Caught In The Crisis
One reason traces back to the foreclosure crisis and its disproportionate impact on black households.
Annie Manning sits in the lobby of her senior high-rise community in the Old Fourth Ward and describes the home she purchased in the 1990s.
It was in a recently built subdivision in Stone Mountain, and it was a good price. Manning says she never had trouble paying the mortgage.
In 2005 she refinanced and got a loan with an adjustable interest rate. She says the lender promised it wouldn’t go up by more than a percent.
“I took his word for it that it would be 1 percent. No more than that,” Manning says. “Oh my god. After the two years was up, I got a bill 4 percent. And then six months later, another 4 percent.”
Manning says she couldn’t keep up, and in 2008, she lost the home.
Risky loans, like the one Manning chose, were concentrated in black communities, especially in Atlanta, according to an Urban Institute study. Atlanta Legal Aid Society Attorney Sarah Bolling Mancini says there’s evidence those communities were singled out.

SUPPLIED MATERIAL.
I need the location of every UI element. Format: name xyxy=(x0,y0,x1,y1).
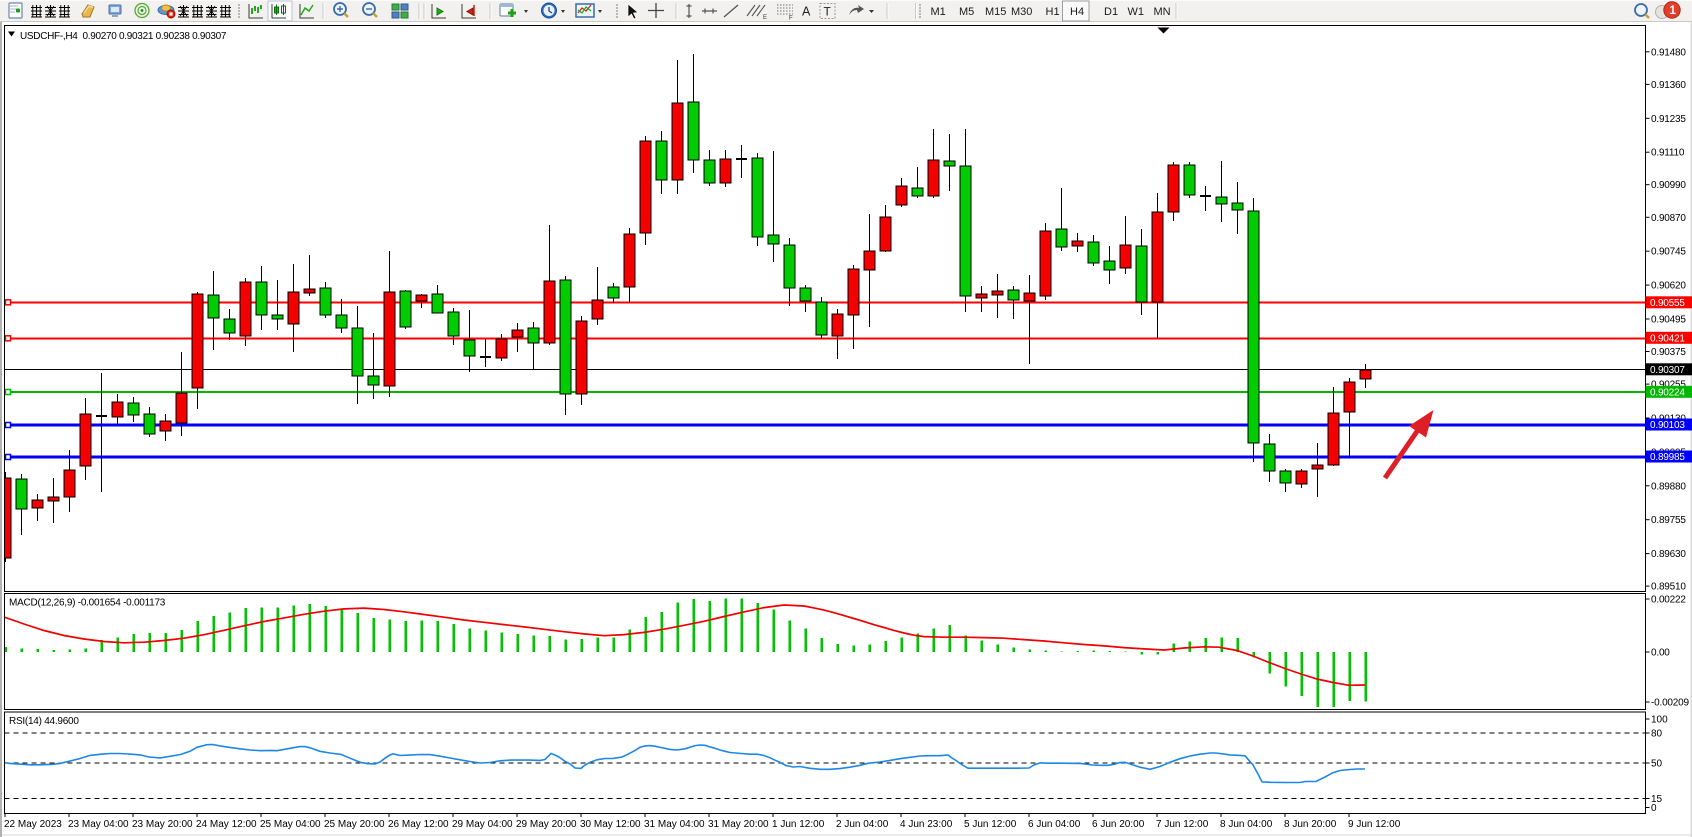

WHAT YOU WILL DO.
- 1) According to the foreclosure crisis excerpt, in what year did Annie Manning refinance and take a loan with an adjustable interest rate?
- 2) Write out the stretch of the foreclosure crisis excerpt from "Annie Manning sits" through "lost the home.", word for word.

EXPECTED ANSWERS.
- 1) 2005

- 2)
Annie Manning sits in the lobby of her senior high-rise community in the Old Fourth Ward and describes the home she purchased in the 1990s.
It was in a recently built subdivision in Stone Mountain, and it was a good price. Manning says she never had trouble paying the mortgage.
In 2005 she refinanced and got a loan with an adjustable interest rate. She says the lender promised it wouldn’t go up by more than a percent.
“I took his word for it that it would be 1 percent. No more than that,” Manning says. “Oh my god. After the two years was up, I got a bill 4 percent. And then six months later, another 4 percent.”
Manning says she couldn’t keep up, and in 2008, she lost the home.